-------- GIVEN RECORDS --------

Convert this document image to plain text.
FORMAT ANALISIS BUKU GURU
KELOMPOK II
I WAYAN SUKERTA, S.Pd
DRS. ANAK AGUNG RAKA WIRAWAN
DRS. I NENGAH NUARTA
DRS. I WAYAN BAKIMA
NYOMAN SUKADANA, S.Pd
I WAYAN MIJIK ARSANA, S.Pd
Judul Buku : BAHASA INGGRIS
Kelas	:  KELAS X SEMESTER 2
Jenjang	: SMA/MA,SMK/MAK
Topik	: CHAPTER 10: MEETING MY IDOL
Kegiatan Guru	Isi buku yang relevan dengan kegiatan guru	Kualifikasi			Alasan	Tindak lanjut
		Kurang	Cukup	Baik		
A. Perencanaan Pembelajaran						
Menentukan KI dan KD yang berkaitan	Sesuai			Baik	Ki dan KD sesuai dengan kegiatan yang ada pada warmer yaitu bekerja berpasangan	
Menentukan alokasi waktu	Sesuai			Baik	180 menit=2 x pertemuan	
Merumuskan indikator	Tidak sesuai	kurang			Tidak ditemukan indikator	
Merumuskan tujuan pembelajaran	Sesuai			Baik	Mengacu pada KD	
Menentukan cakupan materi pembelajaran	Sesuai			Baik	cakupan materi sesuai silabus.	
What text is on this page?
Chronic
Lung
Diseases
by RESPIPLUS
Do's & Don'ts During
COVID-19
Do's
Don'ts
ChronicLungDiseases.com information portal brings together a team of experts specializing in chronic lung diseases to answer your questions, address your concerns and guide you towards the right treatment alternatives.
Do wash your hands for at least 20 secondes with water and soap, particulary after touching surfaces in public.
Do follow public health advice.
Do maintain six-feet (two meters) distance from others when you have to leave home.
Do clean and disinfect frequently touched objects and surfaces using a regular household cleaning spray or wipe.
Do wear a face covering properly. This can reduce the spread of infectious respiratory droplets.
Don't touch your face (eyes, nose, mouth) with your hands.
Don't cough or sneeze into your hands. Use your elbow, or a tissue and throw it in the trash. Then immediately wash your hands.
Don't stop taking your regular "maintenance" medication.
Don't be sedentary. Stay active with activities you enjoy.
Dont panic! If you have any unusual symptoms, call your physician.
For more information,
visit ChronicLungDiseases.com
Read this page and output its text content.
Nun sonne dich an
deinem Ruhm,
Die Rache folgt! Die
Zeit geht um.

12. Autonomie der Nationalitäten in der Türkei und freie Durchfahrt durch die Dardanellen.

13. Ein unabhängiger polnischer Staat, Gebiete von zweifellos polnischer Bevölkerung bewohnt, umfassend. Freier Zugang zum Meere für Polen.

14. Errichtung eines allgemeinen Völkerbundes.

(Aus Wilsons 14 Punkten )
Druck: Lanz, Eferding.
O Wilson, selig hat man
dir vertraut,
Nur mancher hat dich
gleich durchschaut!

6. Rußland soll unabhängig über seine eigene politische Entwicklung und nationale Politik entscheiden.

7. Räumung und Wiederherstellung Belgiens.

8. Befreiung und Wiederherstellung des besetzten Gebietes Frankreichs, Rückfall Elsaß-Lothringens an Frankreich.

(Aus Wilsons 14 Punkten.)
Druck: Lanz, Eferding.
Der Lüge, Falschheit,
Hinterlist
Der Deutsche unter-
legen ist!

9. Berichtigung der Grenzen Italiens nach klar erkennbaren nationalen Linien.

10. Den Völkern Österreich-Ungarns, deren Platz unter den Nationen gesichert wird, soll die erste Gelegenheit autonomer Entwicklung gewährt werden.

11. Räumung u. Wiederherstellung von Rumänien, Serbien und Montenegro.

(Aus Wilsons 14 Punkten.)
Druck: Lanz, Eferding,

--------

TASK TO COMPLETE:
Each line from the one containing "Read this page and output its text content." to the end of the listing above should be copied exactly, and nothing else.

RESULT OF THIS EXERCISE:
Read this page and output its text content.
Nun sonne dich an
deinem Ruhm,
Die Rache folgt! Die
Zeit geht um.

12. Autonomie der Nationalitäten in der Türkei und freie Durchfahrt durch die Dardanellen.

13. Ein unabhängiger polnischer Staat, Gebiete von zweifellos polnischer Bevölkerung bewohnt, umfassend. Freier Zugang zum Meere für Polen.

14. Errichtung eines allgemeinen Völkerbundes.

(Aus Wilsons 14 Punkten )
Druck: Lanz, Eferding.
O Wilson, selig hat man
dir vertraut,
Nur mancher hat dich
gleich durchschaut!

6. Rußland soll unabhängig über seine eigene politische Entwicklung und nationale Politik entscheiden.

7. Räumung und Wiederherstellung Belgiens.

8. Befreiung und Wiederherstellung des besetzten Gebietes Frankreichs, Rückfall Elsaß-Lothringens an Frankreich.

(Aus Wilsons 14 Punkten.)
Druck: Lanz, Eferding.
Der Lüge, Falschheit,
Hinterlist
Der Deutsche unter-
legen ist!

9. Berichtigung der Grenzen Italiens nach klar erkennbaren nationalen Linien.

10. Den Völkern Österreich-Ungarns, deren Platz unter den Nationen gesichert wird, soll die erste Gelegenheit autonomer Entwicklung gewährt werden.

11. Räumung u. Wiederherstellung von Rumänien, Serbien und Montenegro.

(Aus Wilsons 14 Punkten.)
Druck: Lanz, Eferding,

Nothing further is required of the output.